■ **What is needed**:
Write each line out exactly, leaving none out.

■ **Record set**:
═══
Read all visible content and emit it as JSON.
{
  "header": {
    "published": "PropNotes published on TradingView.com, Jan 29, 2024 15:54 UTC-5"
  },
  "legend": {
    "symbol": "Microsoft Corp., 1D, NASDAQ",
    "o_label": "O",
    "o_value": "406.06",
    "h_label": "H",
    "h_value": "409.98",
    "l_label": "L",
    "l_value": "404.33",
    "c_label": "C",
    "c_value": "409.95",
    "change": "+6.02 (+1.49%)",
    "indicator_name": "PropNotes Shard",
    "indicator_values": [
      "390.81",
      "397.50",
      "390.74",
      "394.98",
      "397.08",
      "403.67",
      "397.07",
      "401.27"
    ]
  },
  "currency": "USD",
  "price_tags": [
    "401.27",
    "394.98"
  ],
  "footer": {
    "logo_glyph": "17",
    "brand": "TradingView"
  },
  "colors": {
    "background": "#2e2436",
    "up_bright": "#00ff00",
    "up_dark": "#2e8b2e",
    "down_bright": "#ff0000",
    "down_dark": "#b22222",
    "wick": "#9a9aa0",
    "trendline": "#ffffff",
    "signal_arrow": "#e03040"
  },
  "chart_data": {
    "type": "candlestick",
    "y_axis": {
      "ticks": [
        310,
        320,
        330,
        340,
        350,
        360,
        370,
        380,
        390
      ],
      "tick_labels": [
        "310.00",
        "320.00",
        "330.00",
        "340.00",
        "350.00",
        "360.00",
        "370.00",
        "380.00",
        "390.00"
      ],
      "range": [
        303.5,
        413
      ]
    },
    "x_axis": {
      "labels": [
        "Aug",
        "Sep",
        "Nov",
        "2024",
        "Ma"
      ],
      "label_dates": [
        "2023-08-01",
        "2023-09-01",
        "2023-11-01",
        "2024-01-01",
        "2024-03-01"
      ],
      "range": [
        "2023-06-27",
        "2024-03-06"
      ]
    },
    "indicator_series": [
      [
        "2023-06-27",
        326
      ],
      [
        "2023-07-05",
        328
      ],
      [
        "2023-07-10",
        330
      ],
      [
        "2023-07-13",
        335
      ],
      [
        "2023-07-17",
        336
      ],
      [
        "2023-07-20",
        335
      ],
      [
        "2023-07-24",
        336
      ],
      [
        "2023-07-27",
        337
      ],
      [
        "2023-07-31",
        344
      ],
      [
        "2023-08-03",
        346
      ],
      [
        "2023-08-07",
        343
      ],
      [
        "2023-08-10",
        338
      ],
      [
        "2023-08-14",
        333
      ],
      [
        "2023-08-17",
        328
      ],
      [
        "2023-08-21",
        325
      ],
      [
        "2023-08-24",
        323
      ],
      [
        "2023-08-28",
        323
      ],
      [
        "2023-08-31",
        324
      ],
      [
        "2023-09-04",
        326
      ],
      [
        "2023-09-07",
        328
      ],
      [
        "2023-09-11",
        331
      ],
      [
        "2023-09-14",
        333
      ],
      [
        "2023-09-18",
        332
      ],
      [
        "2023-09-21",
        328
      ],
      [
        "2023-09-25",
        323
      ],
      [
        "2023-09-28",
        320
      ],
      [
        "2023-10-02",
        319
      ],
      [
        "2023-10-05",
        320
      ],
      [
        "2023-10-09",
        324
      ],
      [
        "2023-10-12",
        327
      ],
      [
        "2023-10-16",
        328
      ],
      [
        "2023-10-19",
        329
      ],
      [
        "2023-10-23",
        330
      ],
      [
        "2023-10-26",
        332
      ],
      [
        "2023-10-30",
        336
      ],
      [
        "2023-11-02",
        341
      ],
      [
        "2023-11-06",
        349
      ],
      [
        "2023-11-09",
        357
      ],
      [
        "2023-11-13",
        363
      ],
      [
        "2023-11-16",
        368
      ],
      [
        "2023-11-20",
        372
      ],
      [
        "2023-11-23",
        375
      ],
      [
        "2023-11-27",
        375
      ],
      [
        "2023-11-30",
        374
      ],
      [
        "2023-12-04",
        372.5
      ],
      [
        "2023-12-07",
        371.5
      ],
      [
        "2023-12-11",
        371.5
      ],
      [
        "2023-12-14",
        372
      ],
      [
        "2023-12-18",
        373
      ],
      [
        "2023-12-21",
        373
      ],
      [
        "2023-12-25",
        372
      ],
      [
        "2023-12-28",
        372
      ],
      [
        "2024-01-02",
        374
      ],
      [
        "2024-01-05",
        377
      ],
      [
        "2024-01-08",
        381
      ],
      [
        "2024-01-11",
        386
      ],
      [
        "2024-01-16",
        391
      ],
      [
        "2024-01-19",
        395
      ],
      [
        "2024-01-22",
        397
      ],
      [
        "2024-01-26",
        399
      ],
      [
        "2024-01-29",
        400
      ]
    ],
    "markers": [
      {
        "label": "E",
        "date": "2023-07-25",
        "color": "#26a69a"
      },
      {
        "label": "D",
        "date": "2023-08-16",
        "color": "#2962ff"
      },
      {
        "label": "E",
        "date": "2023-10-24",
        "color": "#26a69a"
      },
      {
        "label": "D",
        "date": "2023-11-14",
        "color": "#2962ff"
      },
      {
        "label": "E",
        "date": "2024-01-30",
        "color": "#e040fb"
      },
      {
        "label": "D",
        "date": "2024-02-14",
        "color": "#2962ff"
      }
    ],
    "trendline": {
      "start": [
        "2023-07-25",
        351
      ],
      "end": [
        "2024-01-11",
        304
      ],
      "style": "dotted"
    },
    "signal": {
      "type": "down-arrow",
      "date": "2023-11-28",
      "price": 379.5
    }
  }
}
═══
■ **Reply**:
Read all visible content and emit it as JSON.
{
  "header": {
    "published": "PropNotes published on TradingView.com, Jan 29, 2024 15:54 UTC-5"
  },
  "legend": {
    "symbol": "Microsoft Corp., 1D, NASDAQ",
    "o_label": "O",
    "o_value": "406.06",
    "h_label": "H",
    "h_value": "409.98",
    "l_label": "L",
    "l_value": "404.33",
    "c_label": "C",
    "c_value": "409.95",
    "change": "+6.02 (+1.49%)",
    "indicator_name": "PropNotes Shard",
    "indicator_values": [
      "390.81",
      "397.50",
      "390.74",
      "394.98",
      "397.08",
      "403.67",
      "397.07",
      "401.27"
    ]
  },
  "currency": "USD",
  "price_tags": [
    "401.27",
    "394.98"
  ],
  "footer": {
    "logo_glyph": "17",
    "brand": "TradingView"
  },
  "colors": {
    "background": "#2e2436",
    "up_bright": "#00ff00",
    "up_dark": "#2e8b2e",
    "down_bright": "#ff0000",
    "down_dark": "#b22222",
    "wick": "#9a9aa0",
    "trendline": "#ffffff",
    "signal_arrow": "#e03040"
  },
  "chart_data": {
    "type": "candlestick",
    "y_axis": {
      "ticks": [
        310,
        320,
        330,
        340,
        350,
        360,
        370,
        380,
        390
      ],
      "tick_labels": [
        "310.00",
        "320.00",
        "330.00",
        "340.00",
        "350.00",
        "360.00",
        "370.00",
        "380.00",
        "390.00"
      ],
      "range": [
        303.5,
        413
      ]
    },
    "x_axis": {
      "labels": [
        "Aug",
        "Sep",
        "Nov",
        "2024",
        "Ma"
      ],
      "label_dates": [
        "2023-08-01",
        "2023-09-01",
        "2023-11-01",
        "2024-01-01",
        "2024-03-01"
      ],
      "range": [
        "2023-06-27",
        "2024-03-06"
      ]
    },
    "indicator_series": [
      [
        "2023-06-27",
        326
      ],
      [
        "2023-07-05",
        328
      ],
      [
        "2023-07-10",
        330
      ],
      [
        "2023-07-13",
        335
      ],
      [
        "2023-07-17",
        336
      ],
      [
        "2023-07-20",
        335
      ],
      [
        "2023-07-24",
        336
      ],
      [
        "2023-07-27",
        337
      ],
      [
        "2023-07-31",
        344
      ],
      [
        "2023-08-03",
        346
      ],
      [
        "2023-08-07",
        343
      ],
      [
        "2023-08-10",
        338
      ],
      [
        "2023-08-14",
        333
      ],
      [
        "2023-08-17",
        328
      ],
      [
        "2023-08-21",
        325
      ],
      [
        "2023-08-24",
        323
      ],
      [
        "2023-08-28",
        323
      ],
      [
        "2023-08-31",
        324
      ],
      [
        "2023-09-04",
        326
      ],
      [
        "2023-09-07",
        328
      ],
      [
        "2023-09-11",
        331
      ],
      [
        "2023-09-14",
        333
      ],
      [
        "2023-09-18",
        332
      ],
      [
        "2023-09-21",
        328
      ],
      [
        "2023-09-25",
        323
      ],
      [
        "2023-09-28",
        320
      ],
      [
        "2023-10-02",
        319
      ],
      [
        "2023-10-05",
        320
      ],
      [
        "2023-10-09",
        324
      ],
      [
        "2023-10-12",
        327
      ],
      [
        "2023-10-16",
        328
      ],
      [
        "2023-10-19",
        329
      ],
      [
        "2023-10-23",
        330
      ],
      [
        "2023-10-26",
        332
      ],
      [
        "2023-10-30",
        336
      ],
      [
        "2023-11-02",
        341
      ],
      [
        "2023-11-06",
        349
      ],
      [
        "2023-11-09",
        357
      ],
      [
        "2023-11-13",
        363
      ],
      [
        "2023-11-16",
        368
      ],
      [
        "2023-11-20",
        372
      ],
      [
        "2023-11-23",
        375
      ],
      [
        "2023-11-27",
        375
      ],
      [
        "2023-11-30",
        374
      ],
      [
        "2023-12-04",
        372.5
      ],
      [
        "2023-12-07",
        371.5
      ],
      [
        "2023-12-11",
        371.5
      ],
      [
        "2023-12-14",
        372
      ],
      [
        "2023-12-18",
        373
      ],
      [
        "2023-12-21",
        373
      ],
      [
        "2023-12-25",
        372
      ],
      [
        "2023-12-28",
        372
      ],
      [
        "2024-01-02",
        374
      ],
      [
        "2024-01-05",
        377
      ],
      [
        "2024-01-08",
        381
      ],
      [
        "2024-01-11",
        386
      ],
      [
        "2024-01-16",
        391
      ],
      [
        "2024-01-19",
        395
      ],
      [
        "2024-01-22",
        397
      ],
      [
        "2024-01-26",
        399
      ],
      [
        "2024-01-29",
        400
      ]
    ],
    "markers": [
      {
        "label": "E",
        "date": "2023-07-25",
        "color": "#26a69a"
      },
      {
        "label": "D",
        "date": "2023-08-16",
        "color": "#2962ff"
      },
      {
        "label": "E",
        "date": "2023-10-24",
        "color": "#26a69a"
      },
      {
        "label": "D",
        "date": "2023-11-14",
        "color": "#2962ff"
      },
      {
        "label": "E",
        "date": "2024-01-30",
        "color": "#e040fb"
      },
      {
        "label": "D",
        "date": "2024-02-14",
        "color": "#2962ff"
      }
    ],
    "trendline": {
      "start": [
        "2023-07-25",
        351
      ],
      "end": [
        "2024-01-11",
        304
      ],
      "style": "dotted"
    },
    "signal": {
      "type": "down-arrow",
      "date": "2023-11-28",
      "price": 379.5
    }
  }
}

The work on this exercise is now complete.